* _Task instructions_: Repeat the entire listing exactly.

========================

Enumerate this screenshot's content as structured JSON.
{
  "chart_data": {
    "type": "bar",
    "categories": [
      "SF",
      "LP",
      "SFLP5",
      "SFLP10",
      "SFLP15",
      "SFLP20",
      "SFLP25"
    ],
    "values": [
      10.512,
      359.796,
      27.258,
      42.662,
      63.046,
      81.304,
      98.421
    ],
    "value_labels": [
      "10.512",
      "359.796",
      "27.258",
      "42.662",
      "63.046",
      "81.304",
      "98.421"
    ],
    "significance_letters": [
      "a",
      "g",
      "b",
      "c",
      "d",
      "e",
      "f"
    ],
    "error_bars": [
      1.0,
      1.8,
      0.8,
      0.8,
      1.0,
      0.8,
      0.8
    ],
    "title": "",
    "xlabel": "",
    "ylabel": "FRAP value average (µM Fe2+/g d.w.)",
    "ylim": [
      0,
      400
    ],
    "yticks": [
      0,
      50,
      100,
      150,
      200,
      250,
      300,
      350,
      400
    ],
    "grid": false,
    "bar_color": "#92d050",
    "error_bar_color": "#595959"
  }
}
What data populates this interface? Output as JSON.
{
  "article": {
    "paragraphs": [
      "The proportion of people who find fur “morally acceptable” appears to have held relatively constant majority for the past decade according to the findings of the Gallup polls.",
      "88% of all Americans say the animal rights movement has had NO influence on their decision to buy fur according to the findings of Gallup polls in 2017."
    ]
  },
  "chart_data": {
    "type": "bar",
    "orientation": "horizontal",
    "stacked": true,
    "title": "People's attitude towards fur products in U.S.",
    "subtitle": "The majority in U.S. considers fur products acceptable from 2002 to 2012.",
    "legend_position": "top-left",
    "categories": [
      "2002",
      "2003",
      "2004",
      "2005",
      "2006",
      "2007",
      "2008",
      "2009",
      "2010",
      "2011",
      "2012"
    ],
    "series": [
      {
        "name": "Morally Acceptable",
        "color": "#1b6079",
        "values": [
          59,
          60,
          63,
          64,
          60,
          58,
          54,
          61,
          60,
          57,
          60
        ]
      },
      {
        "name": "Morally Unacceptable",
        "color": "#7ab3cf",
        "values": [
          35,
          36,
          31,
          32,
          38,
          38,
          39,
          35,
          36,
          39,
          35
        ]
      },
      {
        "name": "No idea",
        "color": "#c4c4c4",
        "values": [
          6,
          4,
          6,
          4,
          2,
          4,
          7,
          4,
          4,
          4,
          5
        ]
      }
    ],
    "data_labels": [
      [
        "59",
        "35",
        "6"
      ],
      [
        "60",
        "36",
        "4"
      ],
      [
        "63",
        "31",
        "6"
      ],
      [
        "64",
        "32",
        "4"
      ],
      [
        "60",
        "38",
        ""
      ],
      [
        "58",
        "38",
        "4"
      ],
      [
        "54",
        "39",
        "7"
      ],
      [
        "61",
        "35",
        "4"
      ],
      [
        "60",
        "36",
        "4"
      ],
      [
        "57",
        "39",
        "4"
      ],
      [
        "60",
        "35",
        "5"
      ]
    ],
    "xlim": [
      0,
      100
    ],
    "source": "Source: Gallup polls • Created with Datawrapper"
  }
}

========================

* _Answer to the exercise_:
Enumerate this screenshot's content as structured JSON.
{
  "chart_data": {
    "type": "bar",
    "categories": [
      "SF",
      "LP",
      "SFLP5",
      "SFLP10",
      "SFLP15",
      "SFLP20",
      "SFLP25"
    ],
    "values": [
      10.512,
      359.796,
      27.258,
      42.662,
      63.046,
      81.304,
      98.421
    ],
    "value_labels": [
      "10.512",
      "359.796",
      "27.258",
      "42.662",
      "63.046",
      "81.304",
      "98.421"
    ],
    "significance_letters": [
      "a",
      "g",
      "b",
      "c",
      "d",
      "e",
      "f"
    ],
    "error_bars": [
      1.0,
      1.8,
      0.8,
      0.8,
      1.0,
      0.8,
      0.8
    ],
    "title": "",
    "xlabel": "",
    "ylabel": "FRAP value average (µM Fe2+/g d.w.)",
    "ylim": [
      0,
      400
    ],
    "yticks": [
      0,
      50,
      100,
      150,
      200,
      250,
      300,
      350,
      400
    ],
    "grid": false,
    "bar_color": "#92d050",
    "error_bar_color": "#595959"
  }
}
What data populates this interface? Output as JSON.
{
  "article": {
    "paragraphs": [
      "The proportion of people who find fur “morally acceptable” appears to have held relatively constant majority for the past decade according to the findings of the Gallup polls.",
      "88% of all Americans say the animal rights movement has had NO influence on their decision to buy fur according to the findings of Gallup polls in 2017."
    ]
  },
  "chart_data": {
    "type": "bar",
    "orientation": "horizontal",
    "stacked": true,
    "title": "People's attitude towards fur products in U.S.",
    "subtitle": "The majority in U.S. considers fur products acceptable from 2002 to 2012.",
    "legend_position": "top-left",
    "categories": [
      "2002",
      "2003",
      "2004",
      "2005",
      "2006",
      "2007",
      "2008",
      "2009",
      "2010",
      "2011",
      "2012"
    ],
    "series": [
      {
        "name": "Morally Acceptable",
        "color": "#1b6079",
        "values": [
          59,
          60,
          63,
          64,
          60,
          58,
          54,
          61,
          60,
          57,
          60
        ]
      },
      {
        "name": "Morally Unacceptable",
        "color": "#7ab3cf",
        "values": [
          35,
          36,
          31,
          32,
          38,
          38,
          39,
          35,
          36,
          39,
          35
        ]
      },
      {
        "name": "No idea",
        "color": "#c4c4c4",
        "values": [
          6,
          4,
          6,
          4,
          2,
          4,
          7,
          4,
          4,
          4,
          5
        ]
      }
    ],
    "data_labels": [
      [
        "59",
        "35",
        "6"
      ],
      [
        "60",
        "36",
        "4"
      ],
      [
        "63",
        "31",
        "6"
      ],
      [
        "64",
        "32",
        "4"
      ],
      [
        "60",
        "38",
        ""
      ],
      [
        "58",
        "38",
        "4"
      ],
      [
        "54",
        "39",
        "7"
      ],
      [
        "61",
        "35",
        "4"
      ],
      [
        "60",
        "36",
        "4"
      ],
      [
        "57",
        "39",
        "4"
      ],
      [
        "60",
        "35",
        "5"
      ]
    ],
    "xlim": [
      0,
      100
    ],
    "source": "Source: Gallup polls • Created with Datawrapper"
  }
}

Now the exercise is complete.